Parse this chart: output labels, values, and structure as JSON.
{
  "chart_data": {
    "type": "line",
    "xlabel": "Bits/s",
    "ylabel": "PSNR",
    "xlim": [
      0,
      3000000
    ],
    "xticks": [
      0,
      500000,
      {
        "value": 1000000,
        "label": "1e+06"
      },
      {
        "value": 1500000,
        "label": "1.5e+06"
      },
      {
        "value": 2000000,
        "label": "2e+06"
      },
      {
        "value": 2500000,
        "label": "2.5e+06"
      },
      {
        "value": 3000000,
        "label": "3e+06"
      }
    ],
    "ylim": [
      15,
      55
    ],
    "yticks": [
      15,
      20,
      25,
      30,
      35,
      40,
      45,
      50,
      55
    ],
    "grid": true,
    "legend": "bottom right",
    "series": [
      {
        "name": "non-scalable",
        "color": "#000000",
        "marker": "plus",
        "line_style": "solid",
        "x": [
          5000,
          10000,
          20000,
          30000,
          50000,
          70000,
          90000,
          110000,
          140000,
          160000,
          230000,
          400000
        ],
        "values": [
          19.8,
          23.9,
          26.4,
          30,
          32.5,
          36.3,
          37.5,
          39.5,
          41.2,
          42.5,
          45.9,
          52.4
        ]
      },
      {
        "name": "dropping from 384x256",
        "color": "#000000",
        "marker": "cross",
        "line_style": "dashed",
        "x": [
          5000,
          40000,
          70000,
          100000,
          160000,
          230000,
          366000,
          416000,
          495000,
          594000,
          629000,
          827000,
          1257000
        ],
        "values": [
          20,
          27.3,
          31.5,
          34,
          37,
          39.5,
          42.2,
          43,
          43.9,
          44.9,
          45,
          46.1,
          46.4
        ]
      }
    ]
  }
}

■ **Task to complete**: How many lines in these records hold the string "name"? Reply with the number alone.

■ **Final result**: 2